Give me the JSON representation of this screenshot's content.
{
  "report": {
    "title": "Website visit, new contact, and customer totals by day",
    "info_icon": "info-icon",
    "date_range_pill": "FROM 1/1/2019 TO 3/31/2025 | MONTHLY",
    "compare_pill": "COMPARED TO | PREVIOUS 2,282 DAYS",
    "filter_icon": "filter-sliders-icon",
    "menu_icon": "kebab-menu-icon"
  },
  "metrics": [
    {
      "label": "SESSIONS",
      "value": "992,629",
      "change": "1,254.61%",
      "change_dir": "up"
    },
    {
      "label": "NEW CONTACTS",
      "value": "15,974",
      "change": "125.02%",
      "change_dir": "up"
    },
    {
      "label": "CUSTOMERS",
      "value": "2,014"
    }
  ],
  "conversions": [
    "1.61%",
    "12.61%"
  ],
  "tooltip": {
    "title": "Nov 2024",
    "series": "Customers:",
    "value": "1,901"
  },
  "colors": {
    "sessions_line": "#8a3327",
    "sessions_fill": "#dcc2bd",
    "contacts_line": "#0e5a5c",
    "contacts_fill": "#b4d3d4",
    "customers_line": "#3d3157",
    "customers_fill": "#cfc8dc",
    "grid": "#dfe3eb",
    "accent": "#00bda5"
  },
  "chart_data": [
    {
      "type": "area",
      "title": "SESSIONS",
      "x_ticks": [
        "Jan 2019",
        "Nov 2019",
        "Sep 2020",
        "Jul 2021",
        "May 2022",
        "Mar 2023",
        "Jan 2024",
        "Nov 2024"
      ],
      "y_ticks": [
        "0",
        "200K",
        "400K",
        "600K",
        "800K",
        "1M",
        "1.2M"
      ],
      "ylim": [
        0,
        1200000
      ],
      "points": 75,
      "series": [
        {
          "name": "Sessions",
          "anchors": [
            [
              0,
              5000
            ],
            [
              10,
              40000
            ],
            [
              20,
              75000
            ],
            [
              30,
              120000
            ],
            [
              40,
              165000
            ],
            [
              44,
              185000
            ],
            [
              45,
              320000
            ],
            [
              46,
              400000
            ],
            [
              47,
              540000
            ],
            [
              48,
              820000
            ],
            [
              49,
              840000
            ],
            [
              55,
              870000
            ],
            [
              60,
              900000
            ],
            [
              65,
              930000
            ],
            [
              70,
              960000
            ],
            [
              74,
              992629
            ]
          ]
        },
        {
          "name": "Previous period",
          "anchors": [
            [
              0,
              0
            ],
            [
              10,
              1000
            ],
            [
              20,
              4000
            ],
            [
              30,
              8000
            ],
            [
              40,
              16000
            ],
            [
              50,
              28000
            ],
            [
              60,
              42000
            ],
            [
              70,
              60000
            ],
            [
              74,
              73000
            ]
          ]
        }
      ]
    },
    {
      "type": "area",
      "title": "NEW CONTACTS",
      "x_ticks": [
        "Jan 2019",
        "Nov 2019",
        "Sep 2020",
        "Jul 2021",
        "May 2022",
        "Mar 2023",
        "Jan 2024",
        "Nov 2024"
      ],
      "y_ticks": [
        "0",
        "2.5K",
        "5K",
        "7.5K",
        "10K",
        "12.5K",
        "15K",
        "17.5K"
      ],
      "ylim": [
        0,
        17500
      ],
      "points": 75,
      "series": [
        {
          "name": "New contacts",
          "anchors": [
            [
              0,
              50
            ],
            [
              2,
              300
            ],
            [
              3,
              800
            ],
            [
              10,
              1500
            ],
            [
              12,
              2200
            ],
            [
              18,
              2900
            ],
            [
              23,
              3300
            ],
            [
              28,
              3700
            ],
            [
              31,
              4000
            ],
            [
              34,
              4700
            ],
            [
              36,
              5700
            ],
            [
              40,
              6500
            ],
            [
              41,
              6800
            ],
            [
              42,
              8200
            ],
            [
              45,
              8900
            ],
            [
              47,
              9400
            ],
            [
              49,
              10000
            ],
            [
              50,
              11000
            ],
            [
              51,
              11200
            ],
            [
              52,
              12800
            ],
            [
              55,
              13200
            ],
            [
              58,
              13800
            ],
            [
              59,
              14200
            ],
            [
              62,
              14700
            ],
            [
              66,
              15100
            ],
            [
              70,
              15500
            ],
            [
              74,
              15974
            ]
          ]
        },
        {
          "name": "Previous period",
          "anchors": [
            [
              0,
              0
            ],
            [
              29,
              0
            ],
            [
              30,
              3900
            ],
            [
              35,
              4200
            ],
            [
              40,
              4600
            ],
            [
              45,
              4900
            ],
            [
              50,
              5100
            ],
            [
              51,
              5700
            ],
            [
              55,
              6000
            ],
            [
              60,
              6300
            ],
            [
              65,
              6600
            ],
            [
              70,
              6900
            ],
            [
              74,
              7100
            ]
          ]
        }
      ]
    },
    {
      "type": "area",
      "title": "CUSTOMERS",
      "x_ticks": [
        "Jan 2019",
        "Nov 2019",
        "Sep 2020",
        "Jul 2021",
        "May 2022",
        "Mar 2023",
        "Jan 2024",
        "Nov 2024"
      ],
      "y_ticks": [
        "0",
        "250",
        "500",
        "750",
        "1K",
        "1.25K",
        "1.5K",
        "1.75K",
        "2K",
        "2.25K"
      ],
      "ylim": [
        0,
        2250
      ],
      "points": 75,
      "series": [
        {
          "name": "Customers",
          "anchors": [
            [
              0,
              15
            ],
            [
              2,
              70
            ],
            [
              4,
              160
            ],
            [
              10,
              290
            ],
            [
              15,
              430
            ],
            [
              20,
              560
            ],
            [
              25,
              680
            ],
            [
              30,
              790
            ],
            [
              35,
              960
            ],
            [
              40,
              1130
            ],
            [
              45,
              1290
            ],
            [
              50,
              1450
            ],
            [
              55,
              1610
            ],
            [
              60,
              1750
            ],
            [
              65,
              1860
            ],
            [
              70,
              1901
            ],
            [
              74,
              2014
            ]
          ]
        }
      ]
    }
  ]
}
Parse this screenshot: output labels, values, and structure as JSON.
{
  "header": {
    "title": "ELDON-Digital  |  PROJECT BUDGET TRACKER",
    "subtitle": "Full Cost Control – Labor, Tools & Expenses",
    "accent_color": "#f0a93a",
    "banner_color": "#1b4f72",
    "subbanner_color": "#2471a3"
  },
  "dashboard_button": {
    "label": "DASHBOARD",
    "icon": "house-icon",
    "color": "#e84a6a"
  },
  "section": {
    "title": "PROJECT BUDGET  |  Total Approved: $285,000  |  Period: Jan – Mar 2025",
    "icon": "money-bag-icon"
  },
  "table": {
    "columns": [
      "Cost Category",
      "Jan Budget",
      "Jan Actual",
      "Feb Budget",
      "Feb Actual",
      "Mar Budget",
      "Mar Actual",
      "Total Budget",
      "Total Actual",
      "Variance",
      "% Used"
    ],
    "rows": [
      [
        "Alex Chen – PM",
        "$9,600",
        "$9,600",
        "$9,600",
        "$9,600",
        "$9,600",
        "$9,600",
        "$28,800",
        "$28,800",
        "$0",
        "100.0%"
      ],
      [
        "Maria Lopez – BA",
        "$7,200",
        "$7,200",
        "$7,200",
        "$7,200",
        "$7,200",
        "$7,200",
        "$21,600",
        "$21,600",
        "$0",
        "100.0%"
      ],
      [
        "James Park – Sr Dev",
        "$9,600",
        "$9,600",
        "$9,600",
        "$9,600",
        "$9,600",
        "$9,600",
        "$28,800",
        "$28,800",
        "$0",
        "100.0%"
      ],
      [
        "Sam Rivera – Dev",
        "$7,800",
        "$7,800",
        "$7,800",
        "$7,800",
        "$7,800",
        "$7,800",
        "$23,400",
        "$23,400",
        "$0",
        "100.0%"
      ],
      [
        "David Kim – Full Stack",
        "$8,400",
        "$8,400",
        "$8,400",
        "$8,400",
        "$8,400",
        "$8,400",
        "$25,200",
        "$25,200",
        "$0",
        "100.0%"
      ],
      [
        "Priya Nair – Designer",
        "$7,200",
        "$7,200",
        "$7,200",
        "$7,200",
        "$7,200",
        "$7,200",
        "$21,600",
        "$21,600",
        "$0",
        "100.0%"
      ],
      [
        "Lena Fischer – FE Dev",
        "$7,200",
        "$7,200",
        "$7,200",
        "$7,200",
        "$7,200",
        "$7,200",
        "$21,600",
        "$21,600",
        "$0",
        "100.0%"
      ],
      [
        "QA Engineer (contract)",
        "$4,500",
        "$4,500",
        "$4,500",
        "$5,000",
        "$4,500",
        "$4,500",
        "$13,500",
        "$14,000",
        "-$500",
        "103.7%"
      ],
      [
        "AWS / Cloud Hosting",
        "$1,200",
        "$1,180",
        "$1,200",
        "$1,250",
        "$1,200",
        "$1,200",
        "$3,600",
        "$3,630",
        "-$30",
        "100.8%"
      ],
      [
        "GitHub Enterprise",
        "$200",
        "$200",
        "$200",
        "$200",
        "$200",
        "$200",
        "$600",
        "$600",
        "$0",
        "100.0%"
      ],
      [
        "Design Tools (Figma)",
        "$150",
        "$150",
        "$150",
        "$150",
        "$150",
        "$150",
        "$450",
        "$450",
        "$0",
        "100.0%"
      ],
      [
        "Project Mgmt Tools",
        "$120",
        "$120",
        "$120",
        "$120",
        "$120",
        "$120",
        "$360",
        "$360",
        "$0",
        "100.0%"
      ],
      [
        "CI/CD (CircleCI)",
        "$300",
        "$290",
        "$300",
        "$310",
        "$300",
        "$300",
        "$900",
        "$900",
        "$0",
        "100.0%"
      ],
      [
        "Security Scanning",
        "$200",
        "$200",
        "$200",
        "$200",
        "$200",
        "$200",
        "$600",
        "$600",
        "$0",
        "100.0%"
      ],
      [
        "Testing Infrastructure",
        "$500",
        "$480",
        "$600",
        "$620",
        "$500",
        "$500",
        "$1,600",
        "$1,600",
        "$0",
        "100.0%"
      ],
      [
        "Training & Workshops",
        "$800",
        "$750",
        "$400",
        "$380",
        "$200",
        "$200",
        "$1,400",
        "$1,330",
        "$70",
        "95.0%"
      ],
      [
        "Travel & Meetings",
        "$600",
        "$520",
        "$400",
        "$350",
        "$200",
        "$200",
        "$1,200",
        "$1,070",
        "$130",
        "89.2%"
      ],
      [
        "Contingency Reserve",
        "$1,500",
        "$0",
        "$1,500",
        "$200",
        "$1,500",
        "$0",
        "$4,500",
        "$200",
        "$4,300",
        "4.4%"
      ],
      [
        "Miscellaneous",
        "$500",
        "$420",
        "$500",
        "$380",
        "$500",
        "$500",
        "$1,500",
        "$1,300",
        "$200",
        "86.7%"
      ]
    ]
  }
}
---*---
### Aim of the task
Tally up the lines with the word "Tools" in them, and answer with that number by itself.

### Exercise solution
3